[begin MATERIAL FOR THE TASK]
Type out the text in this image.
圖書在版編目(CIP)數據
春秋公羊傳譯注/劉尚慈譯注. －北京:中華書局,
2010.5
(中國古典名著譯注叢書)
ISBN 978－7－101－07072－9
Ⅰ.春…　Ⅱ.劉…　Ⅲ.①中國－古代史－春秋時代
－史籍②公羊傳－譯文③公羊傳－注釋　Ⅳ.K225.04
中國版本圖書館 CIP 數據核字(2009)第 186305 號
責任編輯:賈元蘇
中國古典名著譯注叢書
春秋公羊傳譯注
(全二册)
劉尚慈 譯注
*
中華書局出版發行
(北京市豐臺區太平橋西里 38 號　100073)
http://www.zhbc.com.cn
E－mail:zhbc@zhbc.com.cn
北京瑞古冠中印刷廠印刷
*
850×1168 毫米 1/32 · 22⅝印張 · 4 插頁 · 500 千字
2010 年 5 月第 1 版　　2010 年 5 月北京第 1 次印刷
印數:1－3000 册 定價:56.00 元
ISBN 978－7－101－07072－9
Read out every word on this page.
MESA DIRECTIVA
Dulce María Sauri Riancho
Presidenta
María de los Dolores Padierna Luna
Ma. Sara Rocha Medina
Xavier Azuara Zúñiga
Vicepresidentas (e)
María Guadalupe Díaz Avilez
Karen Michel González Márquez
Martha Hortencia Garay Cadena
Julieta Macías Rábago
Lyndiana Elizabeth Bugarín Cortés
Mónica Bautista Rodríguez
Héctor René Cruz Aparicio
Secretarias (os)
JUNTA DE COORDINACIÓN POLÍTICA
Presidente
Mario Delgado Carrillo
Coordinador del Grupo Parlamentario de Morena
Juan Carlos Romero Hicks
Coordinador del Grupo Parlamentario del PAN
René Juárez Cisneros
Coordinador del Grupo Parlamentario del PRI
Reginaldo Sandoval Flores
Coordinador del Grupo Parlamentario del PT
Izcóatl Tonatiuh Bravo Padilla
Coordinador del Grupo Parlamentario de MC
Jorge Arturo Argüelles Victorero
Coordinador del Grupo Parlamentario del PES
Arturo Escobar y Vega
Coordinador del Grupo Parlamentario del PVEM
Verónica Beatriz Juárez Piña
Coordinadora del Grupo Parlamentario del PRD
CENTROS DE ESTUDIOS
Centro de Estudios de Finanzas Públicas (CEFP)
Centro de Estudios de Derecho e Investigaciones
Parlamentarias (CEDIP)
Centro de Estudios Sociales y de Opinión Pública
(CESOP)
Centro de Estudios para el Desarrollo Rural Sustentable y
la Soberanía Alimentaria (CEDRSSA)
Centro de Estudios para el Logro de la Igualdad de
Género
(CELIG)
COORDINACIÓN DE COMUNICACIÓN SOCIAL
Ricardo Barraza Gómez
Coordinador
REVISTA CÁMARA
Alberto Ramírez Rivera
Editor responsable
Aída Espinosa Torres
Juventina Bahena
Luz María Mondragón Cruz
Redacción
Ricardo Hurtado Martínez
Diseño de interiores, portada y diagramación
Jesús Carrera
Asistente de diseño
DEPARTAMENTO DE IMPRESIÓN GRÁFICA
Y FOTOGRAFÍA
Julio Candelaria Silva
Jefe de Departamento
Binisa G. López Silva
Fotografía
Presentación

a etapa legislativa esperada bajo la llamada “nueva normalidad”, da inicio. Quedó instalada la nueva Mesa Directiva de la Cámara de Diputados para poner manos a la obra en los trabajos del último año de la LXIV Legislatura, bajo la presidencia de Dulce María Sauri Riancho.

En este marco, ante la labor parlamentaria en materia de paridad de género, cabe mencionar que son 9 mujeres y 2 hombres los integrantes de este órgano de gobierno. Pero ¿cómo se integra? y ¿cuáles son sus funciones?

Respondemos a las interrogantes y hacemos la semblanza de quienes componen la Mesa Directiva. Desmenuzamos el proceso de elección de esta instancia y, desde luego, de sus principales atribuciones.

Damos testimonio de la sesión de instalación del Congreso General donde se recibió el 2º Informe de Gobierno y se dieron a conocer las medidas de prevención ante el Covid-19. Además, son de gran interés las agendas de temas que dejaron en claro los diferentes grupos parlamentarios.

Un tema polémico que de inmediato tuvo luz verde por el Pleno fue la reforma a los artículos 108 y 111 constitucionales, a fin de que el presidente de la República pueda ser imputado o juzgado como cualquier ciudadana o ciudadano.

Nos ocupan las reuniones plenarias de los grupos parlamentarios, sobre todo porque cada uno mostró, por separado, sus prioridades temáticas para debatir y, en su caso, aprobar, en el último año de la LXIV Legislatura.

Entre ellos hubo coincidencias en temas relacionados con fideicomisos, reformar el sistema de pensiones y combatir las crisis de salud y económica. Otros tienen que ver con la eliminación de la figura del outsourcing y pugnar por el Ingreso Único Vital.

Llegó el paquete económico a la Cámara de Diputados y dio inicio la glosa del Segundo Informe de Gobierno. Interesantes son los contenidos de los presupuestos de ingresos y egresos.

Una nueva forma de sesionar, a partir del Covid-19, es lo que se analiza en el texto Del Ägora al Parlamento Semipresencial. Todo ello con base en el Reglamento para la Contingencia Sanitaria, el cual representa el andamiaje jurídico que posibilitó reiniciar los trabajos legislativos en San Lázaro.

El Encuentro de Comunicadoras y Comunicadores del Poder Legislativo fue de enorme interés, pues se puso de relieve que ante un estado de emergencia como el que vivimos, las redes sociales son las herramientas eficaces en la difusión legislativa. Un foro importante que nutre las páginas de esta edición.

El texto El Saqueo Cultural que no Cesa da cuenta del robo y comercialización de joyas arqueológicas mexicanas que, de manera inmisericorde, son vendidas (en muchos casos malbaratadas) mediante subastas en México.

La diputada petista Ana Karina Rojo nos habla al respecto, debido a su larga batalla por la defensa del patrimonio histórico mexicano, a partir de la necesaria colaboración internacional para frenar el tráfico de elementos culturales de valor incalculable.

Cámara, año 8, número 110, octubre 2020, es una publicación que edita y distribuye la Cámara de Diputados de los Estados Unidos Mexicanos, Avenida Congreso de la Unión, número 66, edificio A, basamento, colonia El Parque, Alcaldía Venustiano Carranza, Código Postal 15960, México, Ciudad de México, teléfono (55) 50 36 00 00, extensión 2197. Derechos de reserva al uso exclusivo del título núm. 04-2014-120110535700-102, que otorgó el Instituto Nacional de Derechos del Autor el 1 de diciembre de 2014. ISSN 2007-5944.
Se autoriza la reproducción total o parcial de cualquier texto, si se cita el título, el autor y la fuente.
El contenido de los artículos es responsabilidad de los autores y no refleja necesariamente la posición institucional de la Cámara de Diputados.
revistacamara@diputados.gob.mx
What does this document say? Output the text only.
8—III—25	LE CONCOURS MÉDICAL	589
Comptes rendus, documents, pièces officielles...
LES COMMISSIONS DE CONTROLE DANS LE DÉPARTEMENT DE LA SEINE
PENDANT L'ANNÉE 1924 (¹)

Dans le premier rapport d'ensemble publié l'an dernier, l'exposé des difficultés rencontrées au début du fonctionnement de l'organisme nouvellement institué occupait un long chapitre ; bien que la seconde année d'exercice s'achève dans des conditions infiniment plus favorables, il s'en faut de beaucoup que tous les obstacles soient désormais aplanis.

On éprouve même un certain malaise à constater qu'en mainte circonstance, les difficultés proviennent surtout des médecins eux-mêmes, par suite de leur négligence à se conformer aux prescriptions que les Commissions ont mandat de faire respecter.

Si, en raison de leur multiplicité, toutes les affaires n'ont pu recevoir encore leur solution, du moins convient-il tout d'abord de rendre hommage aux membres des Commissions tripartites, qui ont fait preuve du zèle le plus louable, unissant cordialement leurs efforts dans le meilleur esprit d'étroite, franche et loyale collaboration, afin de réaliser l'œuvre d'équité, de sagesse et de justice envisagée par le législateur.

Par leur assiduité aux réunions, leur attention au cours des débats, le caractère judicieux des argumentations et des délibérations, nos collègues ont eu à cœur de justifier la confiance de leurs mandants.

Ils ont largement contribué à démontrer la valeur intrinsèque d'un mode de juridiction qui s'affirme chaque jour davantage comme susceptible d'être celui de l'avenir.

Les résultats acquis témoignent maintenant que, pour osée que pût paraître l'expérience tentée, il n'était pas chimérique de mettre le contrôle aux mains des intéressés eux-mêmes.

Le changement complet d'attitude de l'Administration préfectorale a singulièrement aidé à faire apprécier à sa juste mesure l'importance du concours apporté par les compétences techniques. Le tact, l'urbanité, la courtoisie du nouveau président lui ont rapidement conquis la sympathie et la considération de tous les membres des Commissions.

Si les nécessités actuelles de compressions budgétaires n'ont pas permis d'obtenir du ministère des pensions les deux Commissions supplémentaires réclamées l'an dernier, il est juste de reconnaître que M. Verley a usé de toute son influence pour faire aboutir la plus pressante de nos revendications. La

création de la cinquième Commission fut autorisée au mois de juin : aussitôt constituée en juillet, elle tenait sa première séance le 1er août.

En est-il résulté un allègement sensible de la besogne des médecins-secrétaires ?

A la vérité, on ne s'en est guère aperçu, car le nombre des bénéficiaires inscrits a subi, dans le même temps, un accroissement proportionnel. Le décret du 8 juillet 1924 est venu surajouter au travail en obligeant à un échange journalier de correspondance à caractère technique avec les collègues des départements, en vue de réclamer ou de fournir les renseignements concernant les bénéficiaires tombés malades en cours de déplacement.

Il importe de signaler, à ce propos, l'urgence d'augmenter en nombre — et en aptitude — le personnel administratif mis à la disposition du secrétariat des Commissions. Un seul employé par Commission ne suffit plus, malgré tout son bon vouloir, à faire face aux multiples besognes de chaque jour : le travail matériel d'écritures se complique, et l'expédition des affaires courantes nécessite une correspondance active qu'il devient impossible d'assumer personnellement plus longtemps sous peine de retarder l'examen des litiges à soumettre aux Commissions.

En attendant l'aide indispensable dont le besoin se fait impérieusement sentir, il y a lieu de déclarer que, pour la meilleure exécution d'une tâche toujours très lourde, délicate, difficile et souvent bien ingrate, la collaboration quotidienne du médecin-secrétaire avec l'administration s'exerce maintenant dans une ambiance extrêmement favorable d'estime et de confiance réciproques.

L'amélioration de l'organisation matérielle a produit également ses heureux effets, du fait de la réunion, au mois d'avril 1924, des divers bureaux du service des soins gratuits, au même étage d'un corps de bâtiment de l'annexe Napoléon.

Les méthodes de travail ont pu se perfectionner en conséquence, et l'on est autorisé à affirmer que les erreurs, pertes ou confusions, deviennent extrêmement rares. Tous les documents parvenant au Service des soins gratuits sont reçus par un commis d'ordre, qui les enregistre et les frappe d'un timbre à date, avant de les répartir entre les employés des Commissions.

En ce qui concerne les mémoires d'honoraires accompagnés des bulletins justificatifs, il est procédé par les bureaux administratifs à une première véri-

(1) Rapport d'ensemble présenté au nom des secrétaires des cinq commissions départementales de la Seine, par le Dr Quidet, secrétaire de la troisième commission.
[end MATERIAL FOR THE TASK]
Using the listing above, gather each line that holds the string "Informe" and copy it.

Damos testimonio de la sesión de instalación del Congreso General donde se recibió el 2º Informe de Gobierno y se dieron a conocer las medidas de prevención ante el Covid-19. Además, son de gran interés las agendas de temas que dejaron en claro los diferentes grupos parlamentarios.
Llegó el paquete económico a la Cámara de Diputados y dio inicio la glosa del Segundo Informe de Gobierno. Interesantes son los contenidos de los presupuestos de ingresos y egresos.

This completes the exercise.